## DATA PROVIDED

++++++++++++++++++++

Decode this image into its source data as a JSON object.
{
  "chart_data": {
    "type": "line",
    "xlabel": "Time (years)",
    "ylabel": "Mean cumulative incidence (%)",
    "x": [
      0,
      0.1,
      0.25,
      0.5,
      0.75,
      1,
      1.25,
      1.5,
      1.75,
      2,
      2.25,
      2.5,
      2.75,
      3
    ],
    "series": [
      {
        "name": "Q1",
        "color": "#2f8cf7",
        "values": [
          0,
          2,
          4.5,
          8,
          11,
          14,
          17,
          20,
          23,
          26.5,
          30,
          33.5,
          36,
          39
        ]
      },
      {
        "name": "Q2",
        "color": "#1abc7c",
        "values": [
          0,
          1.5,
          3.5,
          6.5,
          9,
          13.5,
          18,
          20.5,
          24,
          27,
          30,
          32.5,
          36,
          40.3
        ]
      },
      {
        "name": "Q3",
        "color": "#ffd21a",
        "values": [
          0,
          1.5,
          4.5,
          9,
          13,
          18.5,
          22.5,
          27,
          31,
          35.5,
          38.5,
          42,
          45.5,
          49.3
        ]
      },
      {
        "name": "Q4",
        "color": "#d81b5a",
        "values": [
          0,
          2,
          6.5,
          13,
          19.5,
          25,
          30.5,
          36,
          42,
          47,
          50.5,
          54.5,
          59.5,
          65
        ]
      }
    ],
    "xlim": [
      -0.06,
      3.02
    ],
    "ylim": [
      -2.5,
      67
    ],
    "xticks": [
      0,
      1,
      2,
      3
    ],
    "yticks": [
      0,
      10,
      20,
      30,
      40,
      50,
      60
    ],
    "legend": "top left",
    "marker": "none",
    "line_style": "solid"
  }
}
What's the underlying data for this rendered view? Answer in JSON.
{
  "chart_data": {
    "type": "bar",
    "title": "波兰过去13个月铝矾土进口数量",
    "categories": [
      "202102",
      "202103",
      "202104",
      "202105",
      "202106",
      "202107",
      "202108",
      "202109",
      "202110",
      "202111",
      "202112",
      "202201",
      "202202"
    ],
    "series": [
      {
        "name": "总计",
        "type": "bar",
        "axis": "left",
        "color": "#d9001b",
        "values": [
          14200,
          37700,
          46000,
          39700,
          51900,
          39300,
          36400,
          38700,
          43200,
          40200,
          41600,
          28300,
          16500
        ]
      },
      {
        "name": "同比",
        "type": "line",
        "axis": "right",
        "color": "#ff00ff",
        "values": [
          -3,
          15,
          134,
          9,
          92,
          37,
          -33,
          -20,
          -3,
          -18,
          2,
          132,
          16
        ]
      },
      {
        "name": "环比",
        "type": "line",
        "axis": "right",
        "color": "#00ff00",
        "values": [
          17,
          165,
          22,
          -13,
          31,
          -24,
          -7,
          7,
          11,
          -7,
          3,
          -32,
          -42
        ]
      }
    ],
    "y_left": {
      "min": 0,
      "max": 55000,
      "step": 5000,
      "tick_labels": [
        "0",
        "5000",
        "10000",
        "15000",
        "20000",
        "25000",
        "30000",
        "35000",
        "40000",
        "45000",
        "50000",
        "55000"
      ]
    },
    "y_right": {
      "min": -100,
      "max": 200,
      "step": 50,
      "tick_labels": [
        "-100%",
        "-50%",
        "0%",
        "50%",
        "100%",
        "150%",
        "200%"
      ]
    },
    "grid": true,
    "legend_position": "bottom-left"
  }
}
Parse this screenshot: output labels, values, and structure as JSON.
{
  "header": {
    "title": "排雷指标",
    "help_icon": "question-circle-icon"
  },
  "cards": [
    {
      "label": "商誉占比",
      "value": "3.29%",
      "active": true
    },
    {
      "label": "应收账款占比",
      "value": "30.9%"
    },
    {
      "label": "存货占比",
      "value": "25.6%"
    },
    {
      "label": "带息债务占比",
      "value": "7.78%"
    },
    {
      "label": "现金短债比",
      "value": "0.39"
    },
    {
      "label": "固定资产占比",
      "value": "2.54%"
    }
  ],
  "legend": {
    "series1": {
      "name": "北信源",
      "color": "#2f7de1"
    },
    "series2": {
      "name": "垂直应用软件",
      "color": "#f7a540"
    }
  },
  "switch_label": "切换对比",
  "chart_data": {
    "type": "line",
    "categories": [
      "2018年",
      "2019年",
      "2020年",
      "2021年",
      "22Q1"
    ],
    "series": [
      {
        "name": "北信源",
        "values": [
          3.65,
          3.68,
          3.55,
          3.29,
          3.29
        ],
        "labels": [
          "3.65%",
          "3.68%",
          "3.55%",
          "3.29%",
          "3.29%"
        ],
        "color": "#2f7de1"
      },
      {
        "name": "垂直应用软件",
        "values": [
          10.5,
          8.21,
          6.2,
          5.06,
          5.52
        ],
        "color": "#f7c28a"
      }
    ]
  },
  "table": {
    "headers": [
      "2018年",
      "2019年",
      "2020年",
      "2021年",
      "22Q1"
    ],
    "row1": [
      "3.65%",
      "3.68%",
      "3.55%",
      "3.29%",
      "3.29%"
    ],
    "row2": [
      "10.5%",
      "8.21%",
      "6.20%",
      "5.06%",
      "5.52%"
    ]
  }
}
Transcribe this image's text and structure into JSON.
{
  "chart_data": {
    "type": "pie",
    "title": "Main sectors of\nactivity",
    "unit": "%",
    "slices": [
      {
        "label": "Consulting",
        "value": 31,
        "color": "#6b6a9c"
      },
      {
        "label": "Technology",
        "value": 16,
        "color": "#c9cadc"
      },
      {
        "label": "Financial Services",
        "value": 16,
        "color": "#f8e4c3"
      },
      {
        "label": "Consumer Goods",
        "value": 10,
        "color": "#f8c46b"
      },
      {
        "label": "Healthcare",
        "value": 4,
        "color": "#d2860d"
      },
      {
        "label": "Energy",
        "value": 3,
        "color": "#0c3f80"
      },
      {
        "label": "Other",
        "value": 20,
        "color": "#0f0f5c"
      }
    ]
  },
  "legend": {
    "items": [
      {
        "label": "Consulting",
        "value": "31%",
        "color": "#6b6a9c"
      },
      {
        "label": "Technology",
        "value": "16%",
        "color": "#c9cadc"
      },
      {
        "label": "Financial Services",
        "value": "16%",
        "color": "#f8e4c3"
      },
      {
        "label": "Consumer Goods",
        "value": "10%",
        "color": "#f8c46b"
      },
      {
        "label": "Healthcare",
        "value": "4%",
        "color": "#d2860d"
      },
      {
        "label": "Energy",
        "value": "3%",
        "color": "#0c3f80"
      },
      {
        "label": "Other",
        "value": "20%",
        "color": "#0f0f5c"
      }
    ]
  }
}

++++++++++++++++++++

## PROBLEM TO WORK ON
Copy each record from above exactly, and include every line.

## RESPONSE TO THE TASK
Decode this image into its source data as a JSON object.
{
  "chart_data": {
    "type": "line",
    "xlabel": "Time (years)",
    "ylabel": "Mean cumulative incidence (%)",
    "x": [
      0,
      0.1,
      0.25,
      0.5,
      0.75,
      1,
      1.25,
      1.5,
      1.75,
      2,
      2.25,
      2.5,
      2.75,
      3
    ],
    "series": [
      {
        "name": "Q1",
        "color": "#2f8cf7",
        "values": [
          0,
          2,
          4.5,
          8,
          11,
          14,
          17,
          20,
          23,
          26.5,
          30,
          33.5,
          36,
          39
        ]
      },
      {
        "name": "Q2",
        "color": "#1abc7c",
        "values": [
          0,
          1.5,
          3.5,
          6.5,
          9,
          13.5,
          18,
          20.5,
          24,
          27,
          30,
          32.5,
          36,
          40.3
        ]
      },
      {
        "name": "Q3",
        "color": "#ffd21a",
        "values": [
          0,
          1.5,
          4.5,
          9,
          13,
          18.5,
          22.5,
          27,
          31,
          35.5,
          38.5,
          42,
          45.5,
          49.3
        ]
      },
      {
        "name": "Q4",
        "color": "#d81b5a",
        "values": [
          0,
          2,
          6.5,
          13,
          19.5,
          25,
          30.5,
          36,
          42,
          47,
          50.5,
          54.5,
          59.5,
          65
        ]
      }
    ],
    "xlim": [
      -0.06,
      3.02
    ],
    "ylim": [
      -2.5,
      67
    ],
    "xticks": [
      0,
      1,
      2,
      3
    ],
    "yticks": [
      0,
      10,
      20,
      30,
      40,
      50,
      60
    ],
    "legend": "top left",
    "marker": "none",
    "line_style": "solid"
  }
}
What's the underlying data for this rendered view? Answer in JSON.
{
  "chart_data": {
    "type": "bar",
    "title": "波兰过去13个月铝矾土进口数量",
    "categories": [
      "202102",
      "202103",
      "202104",
      "202105",
      "202106",
      "202107",
      "202108",
      "202109",
      "202110",
      "202111",
      "202112",
      "202201",
      "202202"
    ],
    "series": [
      {
        "name": "总计",
        "type": "bar",
        "axis": "left",
        "color": "#d9001b",
        "values": [
          14200,
          37700,
          46000,
          39700,
          51900,
          39300,
          36400,
          38700,
          43200,
          40200,
          41600,
          28300,
          16500
        ]
      },
      {
        "name": "同比",
        "type": "line",
        "axis": "right",
        "color": "#ff00ff",
        "values": [
          -3,
          15,
          134,
          9,
          92,
          37,
          -33,
          -20,
          -3,
          -18,
          2,
          132,
          16
        ]
      },
      {
        "name": "环比",
        "type": "line",
        "axis": "right",
        "color": "#00ff00",
        "values": [
          17,
          165,
          22,
          -13,
          31,
          -24,
          -7,
          7,
          11,
          -7,
          3,
          -32,
          -42
        ]
      }
    ],
    "y_left": {
      "min": 0,
      "max": 55000,
      "step": 5000,
      "tick_labels": [
        "0",
        "5000",
        "10000",
        "15000",
        "20000",
        "25000",
        "30000",
        "35000",
        "40000",
        "45000",
        "50000",
        "55000"
      ]
    },
    "y_right": {
      "min": -100,
      "max": 200,
      "step": 50,
      "tick_labels": [
        "-100%",
        "-50%",
        "0%",
        "50%",
        "100%",
        "150%",
        "200%"
      ]
    },
    "grid": true,
    "legend_position": "bottom-left"
  }
}
Parse this screenshot: output labels, values, and structure as JSON.
{
  "header": {
    "title": "排雷指标",
    "help_icon": "question-circle-icon"
  },
  "cards": [
    {
      "label": "商誉占比",
      "value": "3.29%",
      "active": true
    },
    {
      "label": "应收账款占比",
      "value": "30.9%"
    },
    {
      "label": "存货占比",
      "value": "25.6%"
    },
    {
      "label": "带息债务占比",
      "value": "7.78%"
    },
    {
      "label": "现金短债比",
      "value": "0.39"
    },
    {
      "label": "固定资产占比",
      "value": "2.54%"
    }
  ],
  "legend": {
    "series1": {
      "name": "北信源",
      "color": "#2f7de1"
    },
    "series2": {
      "name": "垂直应用软件",
      "color": "#f7a540"
    }
  },
  "switch_label": "切换对比",
  "chart_data": {
    "type": "line",
    "categories": [
      "2018年",
      "2019年",
      "2020年",
      "2021年",
      "22Q1"
    ],
    "series": [
      {
        "name": "北信源",
        "values": [
          3.65,
          3.68,
          3.55,
          3.29,
          3.29
        ],
        "labels": [
          "3.65%",
          "3.68%",
          "3.55%",
          "3.29%",
          "3.29%"
        ],
        "color": "#2f7de1"
      },
      {
        "name": "垂直应用软件",
        "values": [
          10.5,
          8.21,
          6.2,
          5.06,
          5.52
        ],
        "color": "#f7c28a"
      }
    ]
  },
  "table": {
    "headers": [
      "2018年",
      "2019年",
      "2020年",
      "2021年",
      "22Q1"
    ],
    "row1": [
      "3.65%",
      "3.68%",
      "3.55%",
      "3.29%",
      "3.29%"
    ],
    "row2": [
      "10.5%",
      "8.21%",
      "6.20%",
      "5.06%",
      "5.52%"
    ]
  }
}
Transcribe this image's text and structure into JSON.
{
  "chart_data": {
    "type": "pie",
    "title": "Main sectors of\nactivity",
    "unit": "%",
    "slices": [
      {
        "label": "Consulting",
        "value": 31,
        "color": "#6b6a9c"
      },
      {
        "label": "Technology",
        "value": 16,
        "color": "#c9cadc"
      },
      {
        "label": "Financial Services",
        "value": 16,
        "color": "#f8e4c3"
      },
      {
        "label": "Consumer Goods",
        "value": 10,
        "color": "#f8c46b"
      },
      {
        "label": "Healthcare",
        "value": 4,
        "color": "#d2860d"
      },
      {
        "label": "Energy",
        "value": 3,
        "color": "#0c3f80"
      },
      {
        "label": "Other",
        "value": 20,
        "color": "#0f0f5c"
      }
    ]
  },
  "legend": {
    "items": [
      {
        "label": "Consulting",
        "value": "31%",
        "color": "#6b6a9c"
      },
      {
        "label": "Technology",
        "value": "16%",
        "color": "#c9cadc"
      },
      {
        "label": "Financial Services",
        "value": "16%",
        "color": "#f8e4c3"
      },
      {
        "label": "Consumer Goods",
        "value": "10%",
        "color": "#f8c46b"
      },
      {
        "label": "Healthcare",
        "value": "4%",
        "color": "#d2860d"
      },
      {
        "label": "Energy",
        "value": "3%",
        "color": "#0c3f80"
      },
      {
        "label": "Other",
        "value": "20%",
        "color": "#0f0f5c"
      }
    ]
  }
}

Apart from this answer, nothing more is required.